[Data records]
====================
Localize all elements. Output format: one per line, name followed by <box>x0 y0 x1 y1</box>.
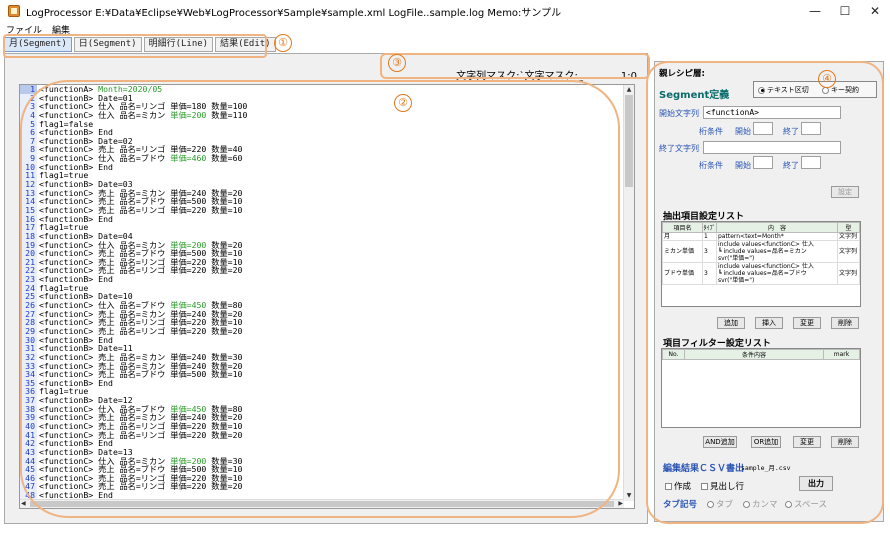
annotation-1: ① <box>274 34 292 52</box>
title-bar: LogProcessor E:¥Data¥Eclipse¥Web¥LogProc… <box>0 0 890 22</box>
scroll-left-icon[interactable]: ◀ <box>21 500 26 508</box>
annotation-box-2 <box>20 80 620 518</box>
app-icon <box>8 5 20 17</box>
maximize-button[interactable]: ☐ <box>830 0 860 22</box>
annotation-box-1 <box>3 34 267 58</box>
scroll-thumb[interactable] <box>625 95 633 187</box>
close-button[interactable]: ✕ <box>860 0 890 22</box>
annotation-box-3 <box>380 53 650 79</box>
minimize-button[interactable]: — <box>800 0 830 22</box>
window-title: LogProcessor E:¥Data¥Eclipse¥Web¥LogProc… <box>26 7 562 19</box>
scroll-up-icon[interactable]: ▲ <box>624 85 634 95</box>
scroll-down-icon[interactable]: ▼ <box>624 491 634 501</box>
scroll-right-icon[interactable]: ▶ <box>618 500 623 508</box>
annotation-box-4 <box>646 61 884 524</box>
annotation-4: ④ <box>818 70 836 88</box>
vertical-scrollbar[interactable]: ▲ ▼ <box>623 85 634 501</box>
annotation-2: ② <box>394 94 412 112</box>
annotation-3: ③ <box>388 54 406 72</box>
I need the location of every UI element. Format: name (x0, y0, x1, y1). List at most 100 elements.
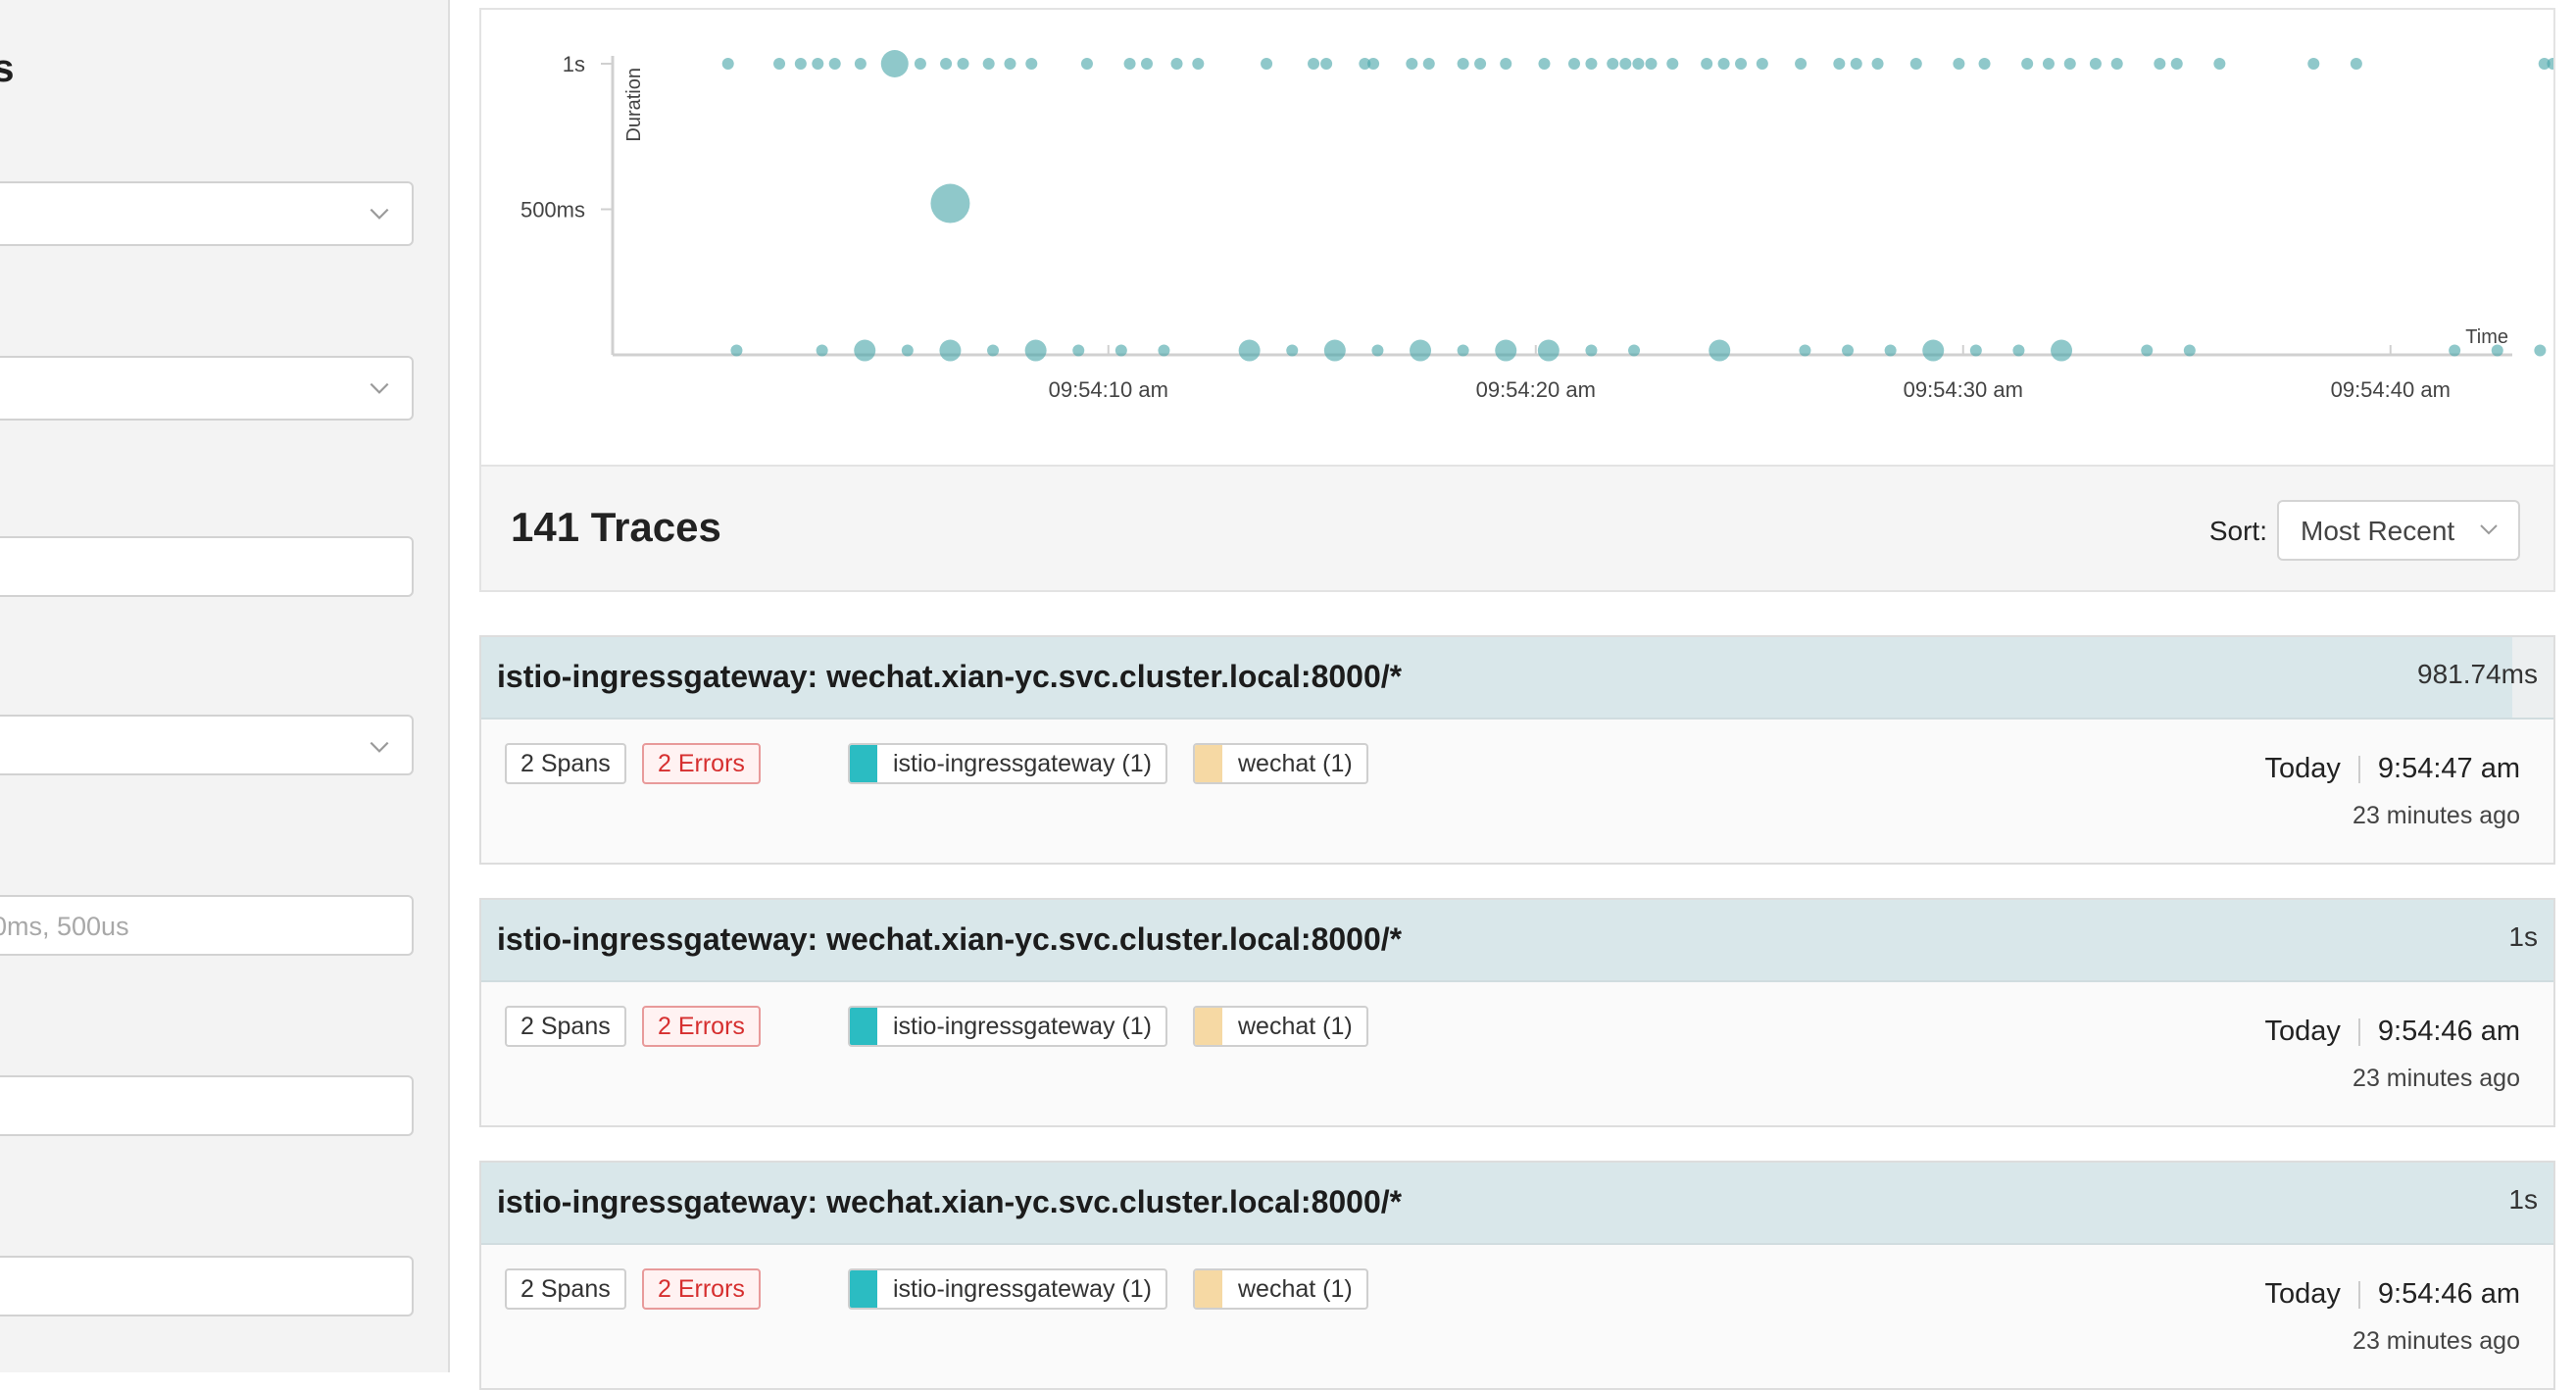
trace-point (1080, 58, 1093, 70)
trace-point (1238, 339, 1261, 362)
trace-header[interactable]: istio-ingressgateway: wechat.xian-yc.svc… (481, 900, 2553, 982)
trace-point (1701, 58, 1713, 70)
x-tick-label: 09:54:10 am (1049, 377, 1168, 402)
x-tick-label: 09:54:40 am (2331, 377, 2451, 402)
trace-point (880, 50, 909, 77)
sort-label: Sort: (2208, 516, 2267, 546)
trace-relative-time: 23 minutes ago (2353, 802, 2520, 829)
service-tag-label: wechat (1) (1238, 750, 1353, 777)
trace-point (812, 58, 824, 70)
trace-point (2491, 344, 2503, 357)
trace-point (1286, 344, 1299, 357)
trace-point (1568, 58, 1580, 70)
trace-day: Today (2264, 1278, 2341, 1310)
limit-results-input[interactable] (0, 1256, 414, 1316)
trace-point (1308, 58, 1320, 70)
trace-title[interactable]: istio-ingressgateway: wechat.xian-yc.svc… (497, 1184, 1402, 1220)
trace-point (2110, 58, 2123, 70)
trace-result-card[interactable]: istio-ingressgateway: wechat.xian-yc.svc… (479, 635, 2555, 865)
trace-point (1500, 58, 1512, 70)
trace-point (982, 58, 995, 70)
service-tag: istio-ingressgateway (1) (848, 1006, 1167, 1047)
service-color-swatch (850, 745, 877, 782)
service-color-swatch (1195, 745, 1222, 782)
trace-point (2012, 344, 2025, 357)
trace-point (1628, 344, 1641, 357)
trace-point (1585, 344, 1598, 357)
trace-point (1666, 58, 1679, 70)
trace-point (816, 344, 828, 357)
sort-select[interactable]: Most Recent (2277, 500, 2520, 561)
service-tag: wechat (1) (1193, 1006, 1368, 1047)
min-duration-input[interactable]: 0ms, 500us (0, 895, 414, 956)
trace-point (794, 58, 807, 70)
lookback-select[interactable] (0, 715, 414, 775)
trace-point (1192, 58, 1205, 70)
trace-count: 141 Traces (511, 504, 721, 550)
trace-point (1850, 58, 1862, 70)
trace-duration: 1s (2508, 1184, 2538, 1215)
trace-result-card[interactable]: istio-ingressgateway: wechat.xian-yc.svc… (479, 898, 2555, 1127)
service-select[interactable] (0, 181, 414, 246)
y-tick-label: 500ms (520, 198, 585, 223)
trace-title[interactable]: istio-ingressgateway: wechat.xian-yc.svc… (497, 659, 1402, 695)
trace-point (939, 339, 962, 362)
trace-point (2021, 58, 2034, 70)
trace-point (1323, 339, 1346, 362)
trace-point (1799, 344, 1811, 357)
max-duration-input[interactable] (0, 1075, 414, 1136)
span-count-tag: 2 Spans (505, 1006, 626, 1047)
trace-point (2183, 344, 2196, 357)
trace-header[interactable]: istio-ingressgateway: wechat.xian-yc.svc… (481, 637, 2553, 720)
trace-point (1619, 58, 1632, 70)
span-count-tag: 2 Spans (505, 1268, 626, 1310)
trace-point (2089, 58, 2102, 70)
service-tag-label: istio-ingressgateway (1) (893, 1013, 1152, 1040)
tags-input[interactable] (0, 536, 414, 597)
trace-header[interactable]: istio-ingressgateway: wechat.xian-yc.svc… (481, 1163, 2553, 1245)
trace-day: Today (2264, 1016, 2341, 1047)
operation-select[interactable] (0, 356, 414, 421)
y-tick-label: 1s (563, 52, 585, 76)
trace-point (1969, 344, 1982, 357)
trace-point (2141, 344, 2154, 357)
trace-point (854, 58, 867, 70)
sort-value: Most Recent (2301, 516, 2455, 546)
trace-point (1158, 344, 1170, 357)
trace-start-time: Today 9:54:47 am (2265, 753, 2521, 785)
trace-point (854, 339, 876, 362)
trace-point (1072, 344, 1085, 357)
min-duration-placeholder: 0ms, 500us (0, 912, 129, 941)
trace-point (1538, 58, 1551, 70)
x-tick-label: 09:54:20 am (1476, 377, 1596, 402)
trace-point (1123, 58, 1136, 70)
trace-point (1632, 58, 1645, 70)
service-tag: wechat (1) (1193, 743, 1368, 784)
trace-point (2170, 58, 2183, 70)
trace-relative-time: 23 minutes ago (2353, 1065, 2520, 1092)
error-count-tag: 2 Errors (642, 743, 761, 784)
trace-point (1320, 58, 1333, 70)
trace-title[interactable]: istio-ingressgateway: wechat.xian-yc.svc… (497, 921, 1402, 958)
service-color-swatch (850, 1008, 877, 1045)
x-axis-label: Time (2465, 326, 2508, 348)
trace-point (2154, 58, 2166, 70)
trace-start-time: Today 9:54:46 am (2265, 1278, 2521, 1311)
service-color-swatch (1195, 1270, 1222, 1308)
error-count-tag: 2 Errors (642, 1006, 761, 1047)
trace-point (2042, 58, 2055, 70)
trace-point (1884, 344, 1897, 357)
trace-point (1909, 58, 1922, 70)
trace-duration: 981.74ms (2417, 659, 2538, 689)
search-sidebar: es 0ms, 500us (0, 0, 450, 1372)
trace-result-card[interactable]: istio-ingressgateway: wechat.xian-yc.svc… (479, 1161, 2555, 1390)
service-tag-label: istio-ingressgateway (1) (893, 1275, 1152, 1303)
trace-point (2051, 339, 2073, 362)
span-count-tag: 2 Spans (505, 743, 626, 784)
trace-time: 9:54:46 am (2377, 1016, 2520, 1047)
trace-day: Today (2264, 753, 2341, 784)
trace-point (1537, 339, 1560, 362)
trace-point (940, 58, 953, 70)
trace-relative-time: 23 minutes ago (2353, 1327, 2520, 1355)
trace-time: 9:54:46 am (2377, 1278, 2520, 1310)
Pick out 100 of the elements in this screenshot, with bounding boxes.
====================
Exercise: Identify every line in the records above that contains the string "Today", and copy each of those lines.

Written response:
trace-day: Today (2264, 1278, 2341, 1310)
trace-day: Today (2264, 1016, 2341, 1047)
trace-start-time: Today 9:54:47 am (2265, 753, 2521, 785)
trace-start-time: Today 9:54:46 am (2265, 1278, 2521, 1311)
trace-day: Today (2264, 753, 2341, 784)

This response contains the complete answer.